- Excerto fornecido:
Estúdio vol.4 no.8 Lisboa dez. 2013

 

ARTIGOS ORIGINAIS

ORIGINAL ARTICLES

Paisagem é uma paisagem é uma paisagem é uma paisagem

A landscape is a landscape is a landscape is a landscape

 

Carlos Correia*

 

*Portugal, artista visual. Licenciatura em Artes Plásticas (ESAD, Caldas da Rainha). Mestrado em Artes Visuais/Intermédia (Universidade de Évora).

AFILIAÇÃO: Universidade de Lisboa. Faculdade de Belas-Artes. Largo da Academia Nacional de Belas-Artes,1249-058 Lisboa, Portugal.

 

Endereço para correspondência

 

RESUMO:

O presente artigo pretende identificar uma certa ideia de paisagem num ponto específico da obra de João Jacinto, ponto esse onde a presença da paisagem será, porventura, menos evidente. Pelo caminho, tecemos algumas considerações sobre as possibilidades da pintura contemporânea, a relação desta com a imagem digital e com a sua rica tradição.

Palavras-chave: Pintura / paisagem / virtual / corpo / tradição.

 

ABSTRACT

This article seeks to identify a certain idea of landscape at a specific point of the work of João Jacinto, a point where the presence of the landscape is perhaps less obvious. Along the way, we make some considerations about the possibilities of contemporary painting, its relationship with the digital image and its rich tradition.

Keywords: Painting, landscape, virtual, body, tradition.

- Requisitos:
**1)** Segundo o excerto, na obra de que artista o artigo procura identificar uma certa ideia de paisagem?
**2)** Por favor, repita do excerto o trecho que começa nas palavras "Endereço para correspondência" e termina depois de "sua rica tradição.".
**3)** Prossiga o excerto sobre a paisagem na obra de João Jacinto a partir do ponto em que ele termina.
Os registos não têm qualquer relação com o excerto.

- Listagem:
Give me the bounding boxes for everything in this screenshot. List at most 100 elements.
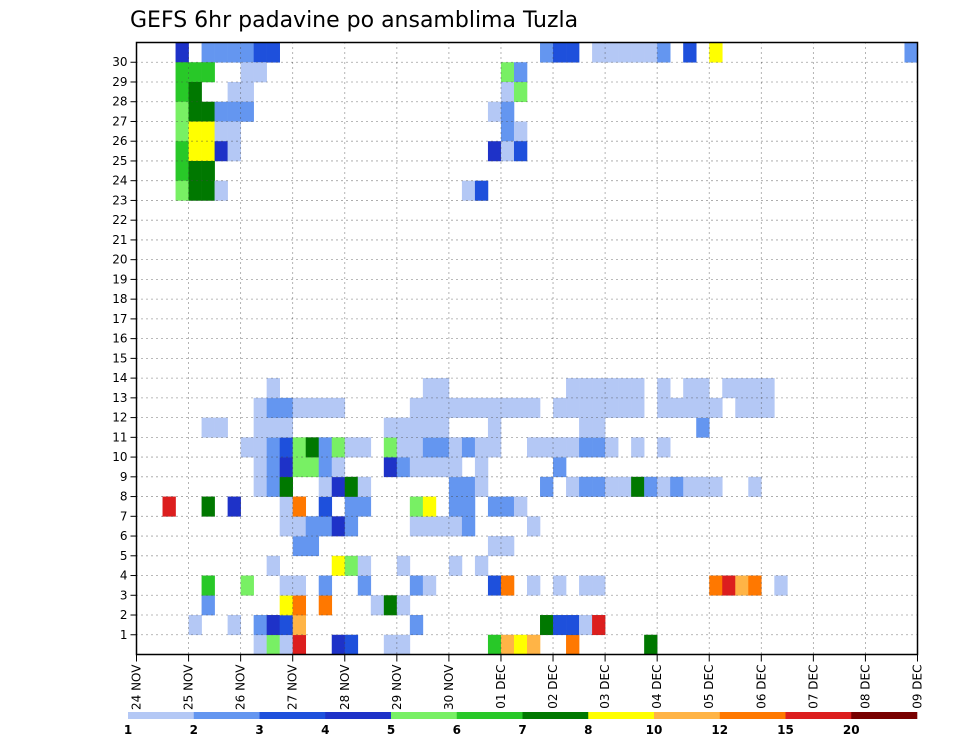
heatmap-cell	[292, 457, 307, 478]
heatmap-cell	[722, 575, 736, 596]
heatmap-cell	[540, 437, 554, 458]
heatmap-cell	[618, 397, 632, 418]
y-tick-label: 17	[112, 312, 127, 326]
heatmap-cell	[201, 42, 215, 63]
heatmap-cell	[318, 457, 333, 478]
heatmap-cell	[409, 516, 424, 537]
heatmap-cell	[422, 437, 437, 458]
heatmap-cell	[175, 180, 189, 201]
heatmap-cell	[188, 160, 202, 181]
heatmap-cell	[553, 615, 567, 636]
x-tick-label: 27 NOV	[286, 664, 300, 710]
heatmap-cell	[474, 555, 489, 576]
heatmap-cell	[487, 101, 502, 122]
heatmap-cell	[618, 476, 632, 497]
heatmap-cell	[409, 417, 424, 438]
colorbar-legend: 1 2 3 4 5 6 7 8 10 12 15 20	[124, 712, 918, 737]
legend-swatch	[325, 712, 392, 719]
heatmap-cell	[201, 575, 215, 596]
heatmap-cell	[592, 437, 606, 458]
heatmap-cell	[553, 397, 567, 418]
heatmap-cell	[253, 42, 267, 63]
heatmap-cell	[435, 397, 450, 418]
heatmap-cell	[566, 397, 580, 418]
heatmap-cell	[461, 496, 476, 517]
grid-lines	[136, 42, 918, 655]
heatmap-cell	[527, 575, 541, 596]
heatmap-cell	[344, 516, 359, 537]
heatmap-cell	[592, 378, 606, 399]
y-tick-label: 3	[120, 588, 128, 602]
heatmap-cell	[487, 496, 502, 517]
heatmap-cell	[579, 437, 593, 458]
heatmap-cell	[266, 437, 280, 458]
legend-label: 12	[711, 723, 728, 737]
heatmap-cell	[579, 476, 593, 497]
heatmap-cell	[305, 536, 320, 557]
x-tick-label: 26 NOV	[234, 664, 248, 710]
heatmap-cell	[631, 476, 645, 497]
heatmap-cell	[644, 476, 658, 497]
heatmap-cell	[657, 378, 671, 399]
y-axis: 1234567891011121314151617181920212223242…	[112, 55, 137, 642]
heatmap-cell	[513, 62, 528, 83]
heatmap-cell	[409, 496, 424, 517]
heatmap-cell	[644, 634, 658, 655]
heatmap-cell	[201, 496, 215, 517]
y-tick-label: 21	[112, 233, 127, 247]
heatmap-cell	[761, 378, 775, 399]
heatmap-cell	[605, 397, 619, 418]
heatmap-cell	[631, 42, 645, 63]
heatmap-cell	[240, 101, 254, 122]
heatmap-cell	[240, 575, 254, 596]
heatmap-cell	[435, 516, 450, 537]
heatmap-cell	[657, 437, 671, 458]
heatmap-cell	[540, 615, 554, 636]
x-tick-label: 28 NOV	[338, 664, 352, 710]
heatmap-cell	[253, 615, 267, 636]
y-tick-label: 2	[120, 608, 128, 622]
heatmap-cell	[461, 437, 476, 458]
heatmap-cell	[344, 496, 359, 517]
heatmap-cell	[253, 476, 267, 497]
heatmap-cell	[579, 417, 593, 438]
heatmap-cell	[553, 42, 567, 63]
x-tick-label: 09 DEC	[911, 665, 925, 709]
heatmap-cell	[487, 536, 502, 557]
heatmap-cell	[748, 476, 762, 497]
heatmap-cell	[318, 496, 333, 517]
heatmap-cell	[175, 101, 189, 122]
chart-title: GEFS 6hr padavine po ansamblima Tuzla	[130, 8, 578, 33]
heatmap-cell	[500, 121, 515, 142]
y-tick-label: 29	[112, 75, 127, 89]
heatmap-cell	[175, 81, 189, 103]
heatmap-cell	[592, 42, 606, 63]
heatmap-cell	[279, 634, 293, 655]
heatmap-cell	[435, 457, 450, 478]
heatmap-cell	[670, 397, 684, 418]
heatmap-cell	[579, 575, 593, 596]
heatmap-cell	[500, 81, 515, 103]
heatmap-cell	[227, 496, 241, 517]
heatmap-cell	[631, 437, 645, 458]
legend-swatch	[654, 712, 721, 719]
heatmap-cell	[305, 516, 320, 537]
heatmap-cell	[279, 397, 293, 418]
heatmap-cell	[240, 42, 254, 63]
y-tick-label: 25	[112, 154, 127, 168]
heatmap-cell	[357, 555, 372, 576]
heatmap-cell	[709, 476, 723, 497]
heatmap-cell	[592, 397, 606, 418]
heatmap-cell	[292, 397, 307, 418]
heatmap-cell	[201, 101, 215, 122]
legend-label: 2	[190, 723, 198, 737]
heatmap-cell	[448, 555, 463, 576]
heatmap-cell	[605, 476, 619, 497]
heatmap-cell	[422, 378, 437, 399]
y-tick-label: 20	[112, 253, 127, 267]
heatmap-cell	[318, 516, 333, 537]
legend-label: 10	[646, 723, 663, 737]
heatmap-cell	[318, 397, 333, 418]
x-axis: 24 NOV 25 NOV 26 NOV 27 NOV 28 NOV 29 NOV 30 N…	[130, 654, 925, 710]
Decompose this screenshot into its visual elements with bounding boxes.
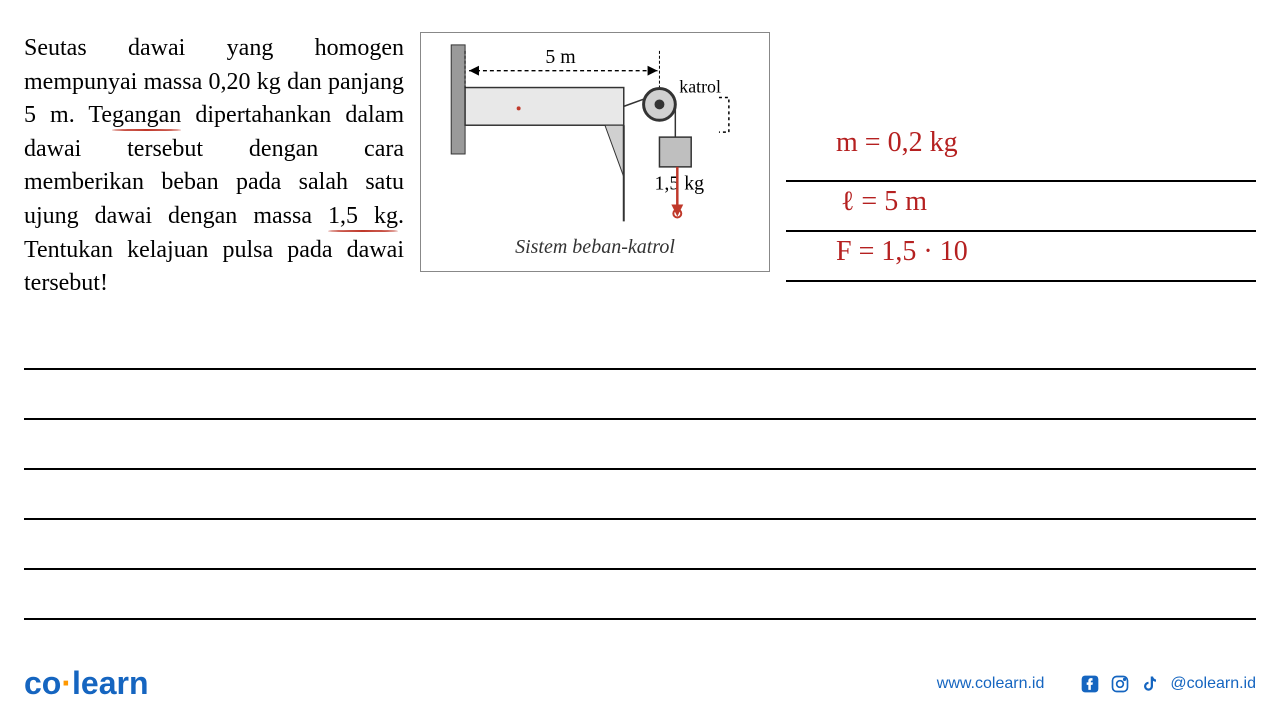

- Resultados das tarefas:
**1)** Na obra de João Jacinto.

**2)**
Endereço para correspondência

 

RESUMO:

O presente artigo pretende identificar uma certa ideia de paisagem num ponto específico da obra de João Jacinto, ponto esse onde a presença da paisagem será, porventura, menos evidente. Pelo caminho, tecemos algumas considerações sobre as possibilidades da pintura contemporânea, a relação desta com a imagem digital e com a sua rica tradição.

**3)**
1. Introdução

O título deste artigo é tomado de empréstimo a Gertrude Stein, sendo que a Rosa foi trocada pela Paisagem. Pretendemos falar da obra de João Jacinto, usando a paisagem enquanto pretexto para mostrar que uma pintura fala sempre, antes de qualquer outra coisa, de si mesma. Nascido no ano de 1966 em Mafra e a trabalhar actualmente no Monte Estoril, João Jacinto é também Professor na Universidade onde se formou, a FBAUL. Tem realizado exposições com regularidade, em Portugal e no estrangeiro, desde a década de oitenta do século passado. O seu trabalho encontra-se representado nas mais prestigiadas colecções públicas do nosso país e faz igualmente parte de algumas colecções estrangeiras de enorme prestígio. Sobre as suas pinturas e desenhos escreveram alguns dos mais relevantes críticos de Portugal, bem como alguns outros de países como a Alemanha, Bélgica e Suíça, lugares esses onde o trabalho deste pintor português tem encontrado uma assinalável receptividade. Para além de textos críticos produzidos por ocasião das diversas exposições que tem vindo a realizar, o trabalho de João Jacinto foi igualmente alvo da publicação de diversas monografias.

 

2. Pinturas sem rótulos

Se tomarmos a obra de João Jacinto como um todo, o tema da paisagem não chega a ser uma das subdivisões nas quais o artista arruma habitualmente o seu trabalho. Assim, os rótulos que servem esse propósito de organização são os seguintes: pinturas; flores; auto-retratos; casas (referimo-nos ao sítio que alberga o trabalho do artista: www.joaojacinto.eu). Contudo, na sua mais recente exposição individual (Neve Derretida, que teve lugar na Galeria Giefarte em Lisboa, 2013), a paisagem tem uma presença que se manifesta de um modo mais directo, isto é, nestas pinturas existe de facto uma referência directa ao que habitualmente se entende por paisagem (Figura 1). Como se pode ler no texto que acompanha a exposição: "Modalidades de pintura da Natureza: paisagem, construída e não-construída e natureza-morta" (Pinharanda, 2013).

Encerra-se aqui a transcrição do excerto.